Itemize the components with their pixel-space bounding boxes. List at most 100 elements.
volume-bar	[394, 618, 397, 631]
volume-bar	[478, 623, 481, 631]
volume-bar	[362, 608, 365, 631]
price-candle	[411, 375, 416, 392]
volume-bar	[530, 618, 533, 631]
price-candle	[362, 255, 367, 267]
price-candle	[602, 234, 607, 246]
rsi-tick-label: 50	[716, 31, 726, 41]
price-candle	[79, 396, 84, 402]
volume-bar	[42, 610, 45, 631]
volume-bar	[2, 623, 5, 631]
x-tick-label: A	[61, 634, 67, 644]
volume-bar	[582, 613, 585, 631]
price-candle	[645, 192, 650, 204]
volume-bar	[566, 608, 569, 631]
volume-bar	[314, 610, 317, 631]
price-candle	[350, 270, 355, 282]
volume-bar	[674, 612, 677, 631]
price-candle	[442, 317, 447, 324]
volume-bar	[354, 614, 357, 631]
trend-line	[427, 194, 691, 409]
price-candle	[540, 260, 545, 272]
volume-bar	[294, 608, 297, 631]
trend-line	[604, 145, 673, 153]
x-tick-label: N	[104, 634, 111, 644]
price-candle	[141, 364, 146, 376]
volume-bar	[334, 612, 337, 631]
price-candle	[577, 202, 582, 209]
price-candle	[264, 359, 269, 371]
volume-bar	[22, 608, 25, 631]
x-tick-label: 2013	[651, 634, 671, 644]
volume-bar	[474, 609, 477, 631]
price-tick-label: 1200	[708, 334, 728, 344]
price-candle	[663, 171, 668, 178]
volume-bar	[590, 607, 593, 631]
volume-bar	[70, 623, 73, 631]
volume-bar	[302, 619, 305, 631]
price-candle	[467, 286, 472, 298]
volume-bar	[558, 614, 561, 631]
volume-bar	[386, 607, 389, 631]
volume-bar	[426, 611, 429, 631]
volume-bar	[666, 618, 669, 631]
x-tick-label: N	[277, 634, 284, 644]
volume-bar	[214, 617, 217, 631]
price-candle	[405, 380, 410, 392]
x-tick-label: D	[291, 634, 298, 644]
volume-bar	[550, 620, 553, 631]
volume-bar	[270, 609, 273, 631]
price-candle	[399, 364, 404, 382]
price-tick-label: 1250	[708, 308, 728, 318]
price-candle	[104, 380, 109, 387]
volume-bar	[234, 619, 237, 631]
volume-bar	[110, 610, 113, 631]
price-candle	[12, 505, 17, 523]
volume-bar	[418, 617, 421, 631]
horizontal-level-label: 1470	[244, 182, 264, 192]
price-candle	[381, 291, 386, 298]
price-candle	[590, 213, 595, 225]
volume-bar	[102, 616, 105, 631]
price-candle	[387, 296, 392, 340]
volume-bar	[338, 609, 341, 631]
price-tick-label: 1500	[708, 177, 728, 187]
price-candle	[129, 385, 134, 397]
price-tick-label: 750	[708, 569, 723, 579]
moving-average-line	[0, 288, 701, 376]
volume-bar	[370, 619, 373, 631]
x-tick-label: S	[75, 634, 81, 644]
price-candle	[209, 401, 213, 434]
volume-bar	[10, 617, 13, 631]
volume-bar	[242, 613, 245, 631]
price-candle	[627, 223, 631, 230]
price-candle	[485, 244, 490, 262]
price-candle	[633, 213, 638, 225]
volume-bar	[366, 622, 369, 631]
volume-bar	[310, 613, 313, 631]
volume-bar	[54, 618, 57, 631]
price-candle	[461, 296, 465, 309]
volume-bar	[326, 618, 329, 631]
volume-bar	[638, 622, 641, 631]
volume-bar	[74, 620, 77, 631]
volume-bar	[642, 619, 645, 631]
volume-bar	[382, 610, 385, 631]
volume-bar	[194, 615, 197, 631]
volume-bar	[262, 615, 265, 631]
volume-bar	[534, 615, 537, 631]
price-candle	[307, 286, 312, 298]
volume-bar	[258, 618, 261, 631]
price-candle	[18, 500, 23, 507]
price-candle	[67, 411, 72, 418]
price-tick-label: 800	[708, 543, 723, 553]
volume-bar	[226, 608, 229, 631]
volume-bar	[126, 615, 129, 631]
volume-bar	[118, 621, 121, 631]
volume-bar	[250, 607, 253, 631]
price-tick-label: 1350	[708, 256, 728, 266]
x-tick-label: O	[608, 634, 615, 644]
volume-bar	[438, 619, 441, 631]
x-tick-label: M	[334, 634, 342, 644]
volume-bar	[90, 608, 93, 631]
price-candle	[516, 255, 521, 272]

◆ ◆ ◆

TASK REQUIREMENTS | Please write out the lines from the very first one through the line that contains "634, 67, 644]", inclusive, keeping each one unchanged.

THE COMPLETED TASK |
Itemize the components with their pixel-space bounding boxes. List at most 100 elements.
volume-bar	[394, 618, 397, 631]
volume-bar	[478, 623, 481, 631]
volume-bar	[362, 608, 365, 631]
price-candle	[411, 375, 416, 392]
volume-bar	[530, 618, 533, 631]
price-candle	[362, 255, 367, 267]
price-candle	[602, 234, 607, 246]
rsi-tick-label: 50	[716, 31, 726, 41]
price-candle	[79, 396, 84, 402]
volume-bar	[42, 610, 45, 631]
volume-bar	[2, 623, 5, 631]
x-tick-label: A	[61, 634, 67, 644]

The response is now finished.